Give the entries again exactly, every one of them.

+++ Given records +++

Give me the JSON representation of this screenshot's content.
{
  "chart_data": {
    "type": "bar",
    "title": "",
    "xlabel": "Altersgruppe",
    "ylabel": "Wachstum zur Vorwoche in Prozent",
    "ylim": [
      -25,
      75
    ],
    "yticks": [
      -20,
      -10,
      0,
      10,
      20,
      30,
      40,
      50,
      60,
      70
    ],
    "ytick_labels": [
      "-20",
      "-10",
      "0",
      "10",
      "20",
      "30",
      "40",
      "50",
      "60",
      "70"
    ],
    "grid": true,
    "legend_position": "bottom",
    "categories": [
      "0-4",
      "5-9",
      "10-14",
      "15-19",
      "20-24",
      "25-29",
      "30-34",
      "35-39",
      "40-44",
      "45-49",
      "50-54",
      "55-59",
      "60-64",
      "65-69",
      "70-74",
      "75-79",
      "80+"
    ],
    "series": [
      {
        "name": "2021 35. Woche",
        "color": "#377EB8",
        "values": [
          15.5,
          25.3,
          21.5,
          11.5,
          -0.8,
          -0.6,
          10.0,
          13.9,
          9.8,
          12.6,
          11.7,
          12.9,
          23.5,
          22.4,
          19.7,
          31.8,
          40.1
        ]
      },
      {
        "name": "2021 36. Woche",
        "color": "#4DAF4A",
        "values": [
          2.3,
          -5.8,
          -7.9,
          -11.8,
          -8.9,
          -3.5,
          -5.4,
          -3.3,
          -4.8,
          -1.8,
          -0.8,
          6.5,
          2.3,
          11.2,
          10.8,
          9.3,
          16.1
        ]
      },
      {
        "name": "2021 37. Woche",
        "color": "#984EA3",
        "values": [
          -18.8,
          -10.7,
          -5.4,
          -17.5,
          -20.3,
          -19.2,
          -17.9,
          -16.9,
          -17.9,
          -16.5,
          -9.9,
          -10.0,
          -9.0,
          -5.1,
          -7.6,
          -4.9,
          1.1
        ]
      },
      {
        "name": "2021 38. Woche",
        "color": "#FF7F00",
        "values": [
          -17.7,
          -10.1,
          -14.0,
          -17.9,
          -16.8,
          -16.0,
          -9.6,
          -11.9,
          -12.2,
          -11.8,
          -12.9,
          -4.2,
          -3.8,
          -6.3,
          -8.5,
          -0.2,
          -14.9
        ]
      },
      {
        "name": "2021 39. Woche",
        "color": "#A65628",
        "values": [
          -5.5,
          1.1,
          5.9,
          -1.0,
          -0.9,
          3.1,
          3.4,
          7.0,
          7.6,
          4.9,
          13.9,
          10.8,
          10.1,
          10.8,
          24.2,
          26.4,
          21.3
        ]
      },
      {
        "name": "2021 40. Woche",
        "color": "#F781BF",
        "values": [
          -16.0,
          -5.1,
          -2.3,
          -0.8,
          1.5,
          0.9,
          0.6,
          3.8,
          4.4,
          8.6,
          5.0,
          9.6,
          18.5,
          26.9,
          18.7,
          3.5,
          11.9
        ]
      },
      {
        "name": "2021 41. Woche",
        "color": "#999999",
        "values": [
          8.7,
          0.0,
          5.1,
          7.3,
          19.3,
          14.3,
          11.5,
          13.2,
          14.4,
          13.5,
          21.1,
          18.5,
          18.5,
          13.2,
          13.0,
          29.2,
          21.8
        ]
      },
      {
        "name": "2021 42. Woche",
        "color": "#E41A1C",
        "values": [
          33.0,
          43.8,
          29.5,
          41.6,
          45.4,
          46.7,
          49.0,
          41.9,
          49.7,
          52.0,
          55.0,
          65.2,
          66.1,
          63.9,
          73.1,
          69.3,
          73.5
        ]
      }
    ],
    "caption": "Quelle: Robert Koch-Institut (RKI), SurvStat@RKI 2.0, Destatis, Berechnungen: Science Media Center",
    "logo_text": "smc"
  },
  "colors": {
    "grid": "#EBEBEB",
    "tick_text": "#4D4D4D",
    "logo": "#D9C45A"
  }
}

+++

### Exercise output
Give me the JSON representation of this screenshot's content.
{
  "chart_data": {
    "type": "bar",
    "title": "",
    "xlabel": "Altersgruppe",
    "ylabel": "Wachstum zur Vorwoche in Prozent",
    "ylim": [
      -25,
      75
    ],
    "yticks": [
      -20,
      -10,
      0,
      10,
      20,
      30,
      40,
      50,
      60,
      70
    ],
    "ytick_labels": [
      "-20",
      "-10",
      "0",
      "10",
      "20",
      "30",
      "40",
      "50",
      "60",
      "70"
    ],
    "grid": true,
    "legend_position": "bottom",
    "categories": [
      "0-4",
      "5-9",
      "10-14",
      "15-19",
      "20-24",
      "25-29",
      "30-34",
      "35-39",
      "40-44",
      "45-49",
      "50-54",
      "55-59",
      "60-64",
      "65-69",
      "70-74",
      "75-79",
      "80+"
    ],
    "series": [
      {
        "name": "2021 35. Woche",
        "color": "#377EB8",
        "values": [
          15.5,
          25.3,
          21.5,
          11.5,
          -0.8,
          -0.6,
          10.0,
          13.9,
          9.8,
          12.6,
          11.7,
          12.9,
          23.5,
          22.4,
          19.7,
          31.8,
          40.1
        ]
      },
      {
        "name": "2021 36. Woche",
        "color": "#4DAF4A",
        "values": [
          2.3,
          -5.8,
          -7.9,
          -11.8,
          -8.9,
          -3.5,
          -5.4,
          -3.3,
          -4.8,
          -1.8,
          -0.8,
          6.5,
          2.3,
          11.2,
          10.8,
          9.3,
          16.1
        ]
      },
      {
        "name": "2021 37. Woche",
        "color": "#984EA3",
        "values": [
          -18.8,
          -10.7,
          -5.4,
          -17.5,
          -20.3,
          -19.2,
          -17.9,
          -16.9,
          -17.9,
          -16.5,
          -9.9,
          -10.0,
          -9.0,
          -5.1,
          -7.6,
          -4.9,
          1.1
        ]
      },
      {
        "name": "2021 38. Woche",
        "color": "#FF7F00",
        "values": [
          -17.7,
          -10.1,
          -14.0,
          -17.9,
          -16.8,
          -16.0,
          -9.6,
          -11.9,
          -12.2,
          -11.8,
          -12.9,
          -4.2,
          -3.8,
          -6.3,
          -8.5,
          -0.2,
          -14.9
        ]
      },
      {
        "name": "2021 39. Woche",
        "color": "#A65628",
        "values": [
          -5.5,
          1.1,
          5.9,
          -1.0,
          -0.9,
          3.1,
          3.4,
          7.0,
          7.6,
          4.9,
          13.9,
          10.8,
          10.1,
          10.8,
          24.2,
          26.4,
          21.3
        ]
      },
      {
        "name": "2021 40. Woche",
        "color": "#F781BF",
        "values": [
          -16.0,
          -5.1,
          -2.3,
          -0.8,
          1.5,
          0.9,
          0.6,
          3.8,
          4.4,
          8.6,
          5.0,
          9.6,
          18.5,
          26.9,
          18.7,
          3.5,
          11.9
        ]
      },
      {
        "name": "2021 41. Woche",
        "color": "#999999",
        "values": [
          8.7,
          0.0,
          5.1,
          7.3,
          19.3,
          14.3,
          11.5,
          13.2,
          14.4,
          13.5,
          21.1,
          18.5,
          18.5,
          13.2,
          13.0,
          29.2,
          21.8
        ]
      },
      {
        "name": "2021 42. Woche",
        "color": "#E41A1C",
        "values": [
          33.0,
          43.8,
          29.5,
          41.6,
          45.4,
          46.7,
          49.0,
          41.9,
          49.7,
          52.0,
          55.0,
          65.2,
          66.1,
          63.9,
          73.1,
          69.3,
          73.5
        ]
      }
    ],
    "caption": "Quelle: Robert Koch-Institut (RKI), SurvStat@RKI 2.0, Destatis, Berechnungen: Science Media Center",
    "logo_text": "smc"
  },
  "colors": {
    "grid": "#EBEBEB",
    "tick_text": "#4D4D4D",
    "logo": "#D9C45A"
  }
}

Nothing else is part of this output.